* **Records shown**
+===+
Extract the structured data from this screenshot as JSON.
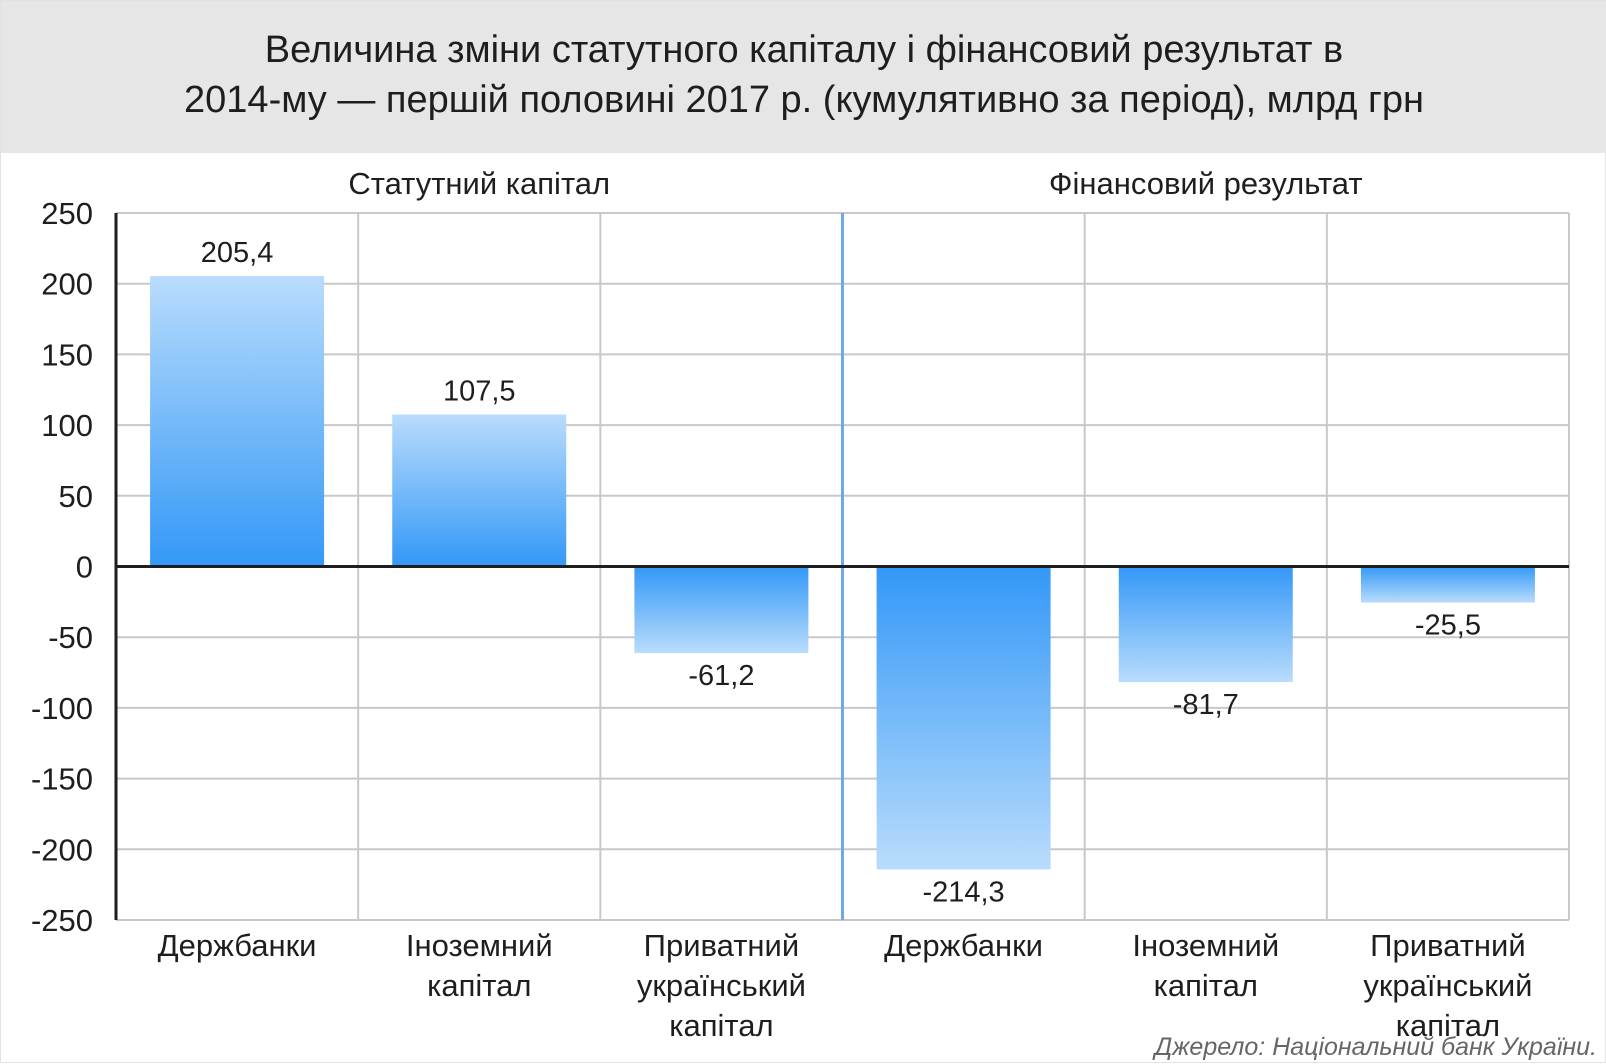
{
  "title": "Величина зміни статутного капіталу і фінансовий результат в\n2014-му — першій половині 2017 р. (кумулятивно за період), млрд грн",
  "source": "Джерело: Національний банк України.",
  "colors": {
    "bar_dark": "#3398f7",
    "bar_light": "#b9dcfc",
    "divider": "#6fa8e6",
    "grid": "#c8c8c8",
    "title_bg": "#e6e6e6"
  },
  "chart_data": {
    "type": "bar",
    "panels": [
      {
        "label": "Статутний капітал",
        "categories": [
          "Держбанки",
          "Іноземний\nкапітал",
          "Приватний\nукраїнський\nкапітал"
        ],
        "values": [
          205.4,
          107.5,
          -61.2
        ],
        "value_labels": [
          "205,4",
          "107,5",
          "-61,2"
        ]
      },
      {
        "label": "Фінансовий результат",
        "categories": [
          "Держбанки",
          "Іноземний\nкапітал",
          "Приватний\nукраїнський\nкапітал"
        ],
        "values": [
          -214.3,
          -81.7,
          -25.5
        ],
        "value_labels": [
          "-214,3",
          "-81,7",
          "-25,5"
        ]
      }
    ],
    "ylim": [
      -250,
      250
    ],
    "yticks": [
      250,
      200,
      150,
      100,
      50,
      0,
      -50,
      -100,
      -150,
      -200,
      -250
    ],
    "grid": true,
    "xlabel": "",
    "ylabel": ""
  }
}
+===+
* **What to produce**
Without the pictures, write out all of the material exactly.

* **Written answer**
Extract the structured data from this screenshot as JSON.
{
  "title": "Величина зміни статутного капіталу і фінансовий результат в\n2014-му — першій половині 2017 р. (кумулятивно за період), млрд грн",
  "source": "Джерело: Національний банк України.",
  "colors": {
    "bar_dark": "#3398f7",
    "bar_light": "#b9dcfc",
    "divider": "#6fa8e6",
    "grid": "#c8c8c8",
    "title_bg": "#e6e6e6"
  },
  "chart_data": {
    "type": "bar",
    "panels": [
      {
        "label": "Статутний капітал",
        "categories": [
          "Держбанки",
          "Іноземний\nкапітал",
          "Приватний\nукраїнський\nкапітал"
        ],
        "values": [
          205.4,
          107.5,
          -61.2
        ],
        "value_labels": [
          "205,4",
          "107,5",
          "-61,2"
        ]
      },
      {
        "label": "Фінансовий результат",
        "categories": [
          "Держбанки",
          "Іноземний\nкапітал",
          "Приватний\nукраїнський\nкапітал"
        ],
        "values": [
          -214.3,
          -81.7,
          -25.5
        ],
        "value_labels": [
          "-214,3",
          "-81,7",
          "-25,5"
        ]
      }
    ],
    "ylim": [
      -250,
      250
    ],
    "yticks": [
      250,
      200,
      150,
      100,
      50,
      0,
      -50,
      -100,
      -150,
      -200,
      -250
    ],
    "grid": true,
    "xlabel": "",
    "ylabel": ""
  }
}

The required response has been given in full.